Keep the pictures out and restate every record exactly.

The records:
-------------------------

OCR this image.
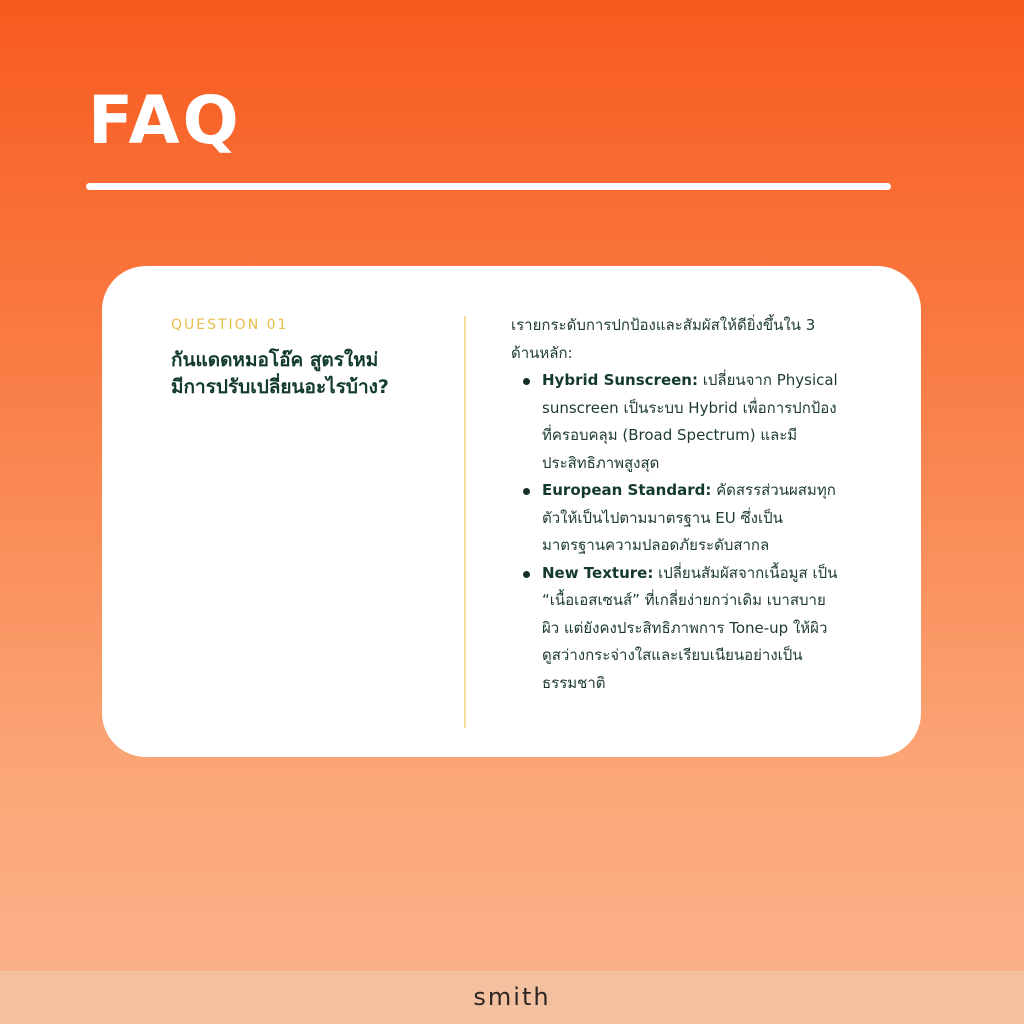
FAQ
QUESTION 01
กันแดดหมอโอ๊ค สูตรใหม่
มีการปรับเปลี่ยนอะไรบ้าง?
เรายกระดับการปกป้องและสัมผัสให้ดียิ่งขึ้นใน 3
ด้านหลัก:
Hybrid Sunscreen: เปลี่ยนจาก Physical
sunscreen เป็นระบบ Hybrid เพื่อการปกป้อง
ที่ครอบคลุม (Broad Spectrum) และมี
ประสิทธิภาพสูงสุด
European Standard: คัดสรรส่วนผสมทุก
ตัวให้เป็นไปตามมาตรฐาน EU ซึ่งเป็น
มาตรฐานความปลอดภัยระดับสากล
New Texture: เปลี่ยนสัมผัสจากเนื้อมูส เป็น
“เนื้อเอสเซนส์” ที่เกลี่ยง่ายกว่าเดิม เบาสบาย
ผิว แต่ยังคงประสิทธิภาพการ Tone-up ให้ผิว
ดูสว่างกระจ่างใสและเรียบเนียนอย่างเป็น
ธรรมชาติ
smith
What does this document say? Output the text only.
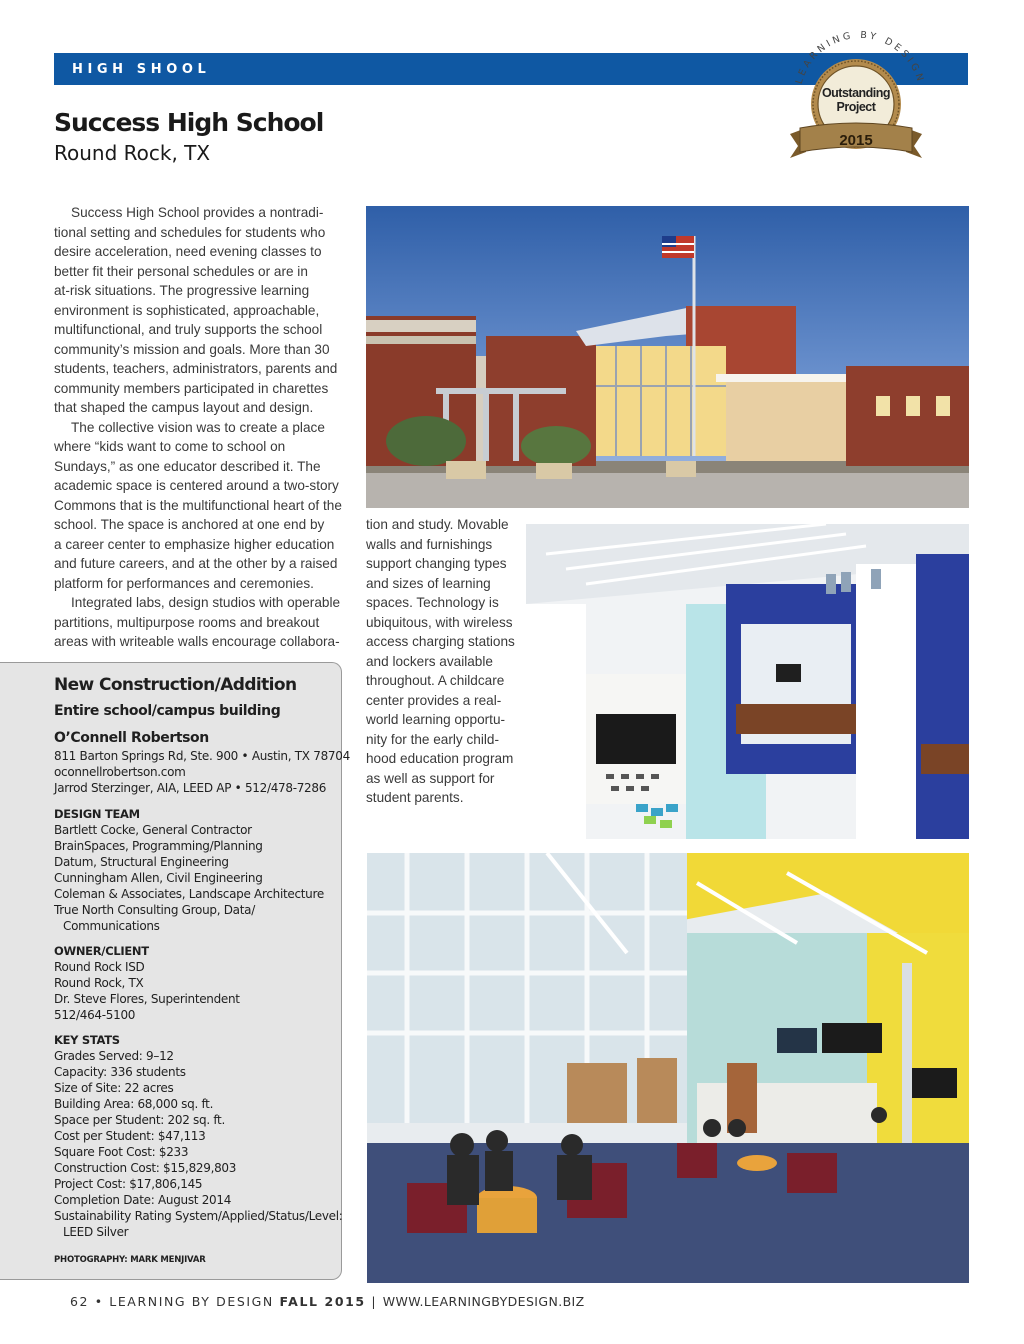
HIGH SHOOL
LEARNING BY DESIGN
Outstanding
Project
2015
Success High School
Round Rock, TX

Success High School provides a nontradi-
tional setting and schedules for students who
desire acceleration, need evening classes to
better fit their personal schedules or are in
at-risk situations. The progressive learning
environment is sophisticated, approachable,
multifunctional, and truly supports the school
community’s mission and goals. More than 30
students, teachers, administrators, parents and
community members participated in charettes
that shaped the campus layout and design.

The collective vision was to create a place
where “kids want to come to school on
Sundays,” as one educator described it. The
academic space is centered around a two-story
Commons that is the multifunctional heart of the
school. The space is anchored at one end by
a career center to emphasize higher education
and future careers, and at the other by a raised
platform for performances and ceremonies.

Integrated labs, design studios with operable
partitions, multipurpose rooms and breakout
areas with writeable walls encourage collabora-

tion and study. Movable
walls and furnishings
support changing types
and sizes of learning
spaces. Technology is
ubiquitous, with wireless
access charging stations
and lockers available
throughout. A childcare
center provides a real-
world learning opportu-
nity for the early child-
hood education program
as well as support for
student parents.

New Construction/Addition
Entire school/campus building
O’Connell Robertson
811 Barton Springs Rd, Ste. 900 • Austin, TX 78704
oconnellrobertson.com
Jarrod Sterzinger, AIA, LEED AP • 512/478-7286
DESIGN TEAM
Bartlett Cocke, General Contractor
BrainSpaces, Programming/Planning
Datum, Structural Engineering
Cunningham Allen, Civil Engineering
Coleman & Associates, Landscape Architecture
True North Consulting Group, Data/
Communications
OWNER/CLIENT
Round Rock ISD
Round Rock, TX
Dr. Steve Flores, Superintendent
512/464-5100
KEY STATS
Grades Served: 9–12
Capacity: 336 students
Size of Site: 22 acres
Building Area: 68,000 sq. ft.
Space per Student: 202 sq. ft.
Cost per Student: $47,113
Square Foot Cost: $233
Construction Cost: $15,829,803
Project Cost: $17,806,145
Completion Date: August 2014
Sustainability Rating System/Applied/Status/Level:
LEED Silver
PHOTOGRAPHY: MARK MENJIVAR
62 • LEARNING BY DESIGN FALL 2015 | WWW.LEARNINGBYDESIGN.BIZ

-------------------------

Response for this exercise:
OCR this image.
FAQ
QUESTION 01
กันแดดหมอโอ๊ค สูตรใหม่
มีการปรับเปลี่ยนอะไรบ้าง?
เรายกระดับการปกป้องและสัมผัสให้ดียิ่งขึ้นใน 3
ด้านหลัก:
Hybrid Sunscreen: เปลี่ยนจาก Physical
sunscreen เป็นระบบ Hybrid เพื่อการปกป้อง
ที่ครอบคลุม (Broad Spectrum) และมี
ประสิทธิภาพสูงสุด
European Standard: คัดสรรส่วนผสมทุก
ตัวให้เป็นไปตามมาตรฐาน EU ซึ่งเป็น
มาตรฐานความปลอดภัยระดับสากล
New Texture: เปลี่ยนสัมผัสจากเนื้อมูส เป็น
“เนื้อเอสเซนส์” ที่เกลี่ยง่ายกว่าเดิม เบาสบาย
ผิว แต่ยังคงประสิทธิภาพการ Tone-up ให้ผิว
ดูสว่างกระจ่างใสและเรียบเนียนอย่างเป็น
ธรรมชาติ
smith
What does this document say? Output the text only.
HIGH SHOOL
LEARNING BY DESIGN
Outstanding
Project
2015
Success High School
Round Rock, TX

Success High School provides a nontradi-
tional setting and schedules for students who
desire acceleration, need evening classes to
better fit their personal schedules or are in
at-risk situations. The progressive learning
environment is sophisticated, approachable,
multifunctional, and truly supports the school
community’s mission and goals. More than 30
students, teachers, administrators, parents and
community members participated in charettes
that shaped the campus layout and design.

The collective vision was to create a place
where “kids want to come to school on
Sundays,” as one educator described it. The
academic space is centered around a two-story
Commons that is the multifunctional heart of the
school. The space is anchored at one end by
a career center to emphasize higher education
and future careers, and at the other by a raised
platform for performances and ceremonies.

Integrated labs, design studios with operable
partitions, multipurpose rooms and breakout
areas with writeable walls encourage collabora-

tion and study. Movable
walls and furnishings
support changing types
and sizes of learning
spaces. Technology is
ubiquitous, with wireless
access charging stations
and lockers available
throughout. A childcare
center provides a real-
world learning opportu-
nity for the early child-
hood education program
as well as support for
student parents.

New Construction/Addition
Entire school/campus building
O’Connell Robertson
811 Barton Springs Rd, Ste. 900 • Austin, TX 78704
oconnellrobertson.com
Jarrod Sterzinger, AIA, LEED AP • 512/478-7286
DESIGN TEAM
Bartlett Cocke, General Contractor
BrainSpaces, Programming/Planning
Datum, Structural Engineering
Cunningham Allen, Civil Engineering
Coleman & Associates, Landscape Architecture
True North Consulting Group, Data/
Communications
OWNER/CLIENT
Round Rock ISD
Round Rock, TX
Dr. Steve Flores, Superintendent
512/464-5100
KEY STATS
Grades Served: 9–12
Capacity: 336 students
Size of Site: 22 acres
Building Area: 68,000 sq. ft.
Space per Student: 202 sq. ft.
Cost per Student: $47,113
Square Foot Cost: $233
Construction Cost: $15,829,803
Project Cost: $17,806,145
Completion Date: August 2014
Sustainability Rating System/Applied/Status/Level:
LEED Silver
PHOTOGRAPHY: MARK MENJIVAR
62 • LEARNING BY DESIGN FALL 2015 | WWW.LEARNINGBYDESIGN.BIZ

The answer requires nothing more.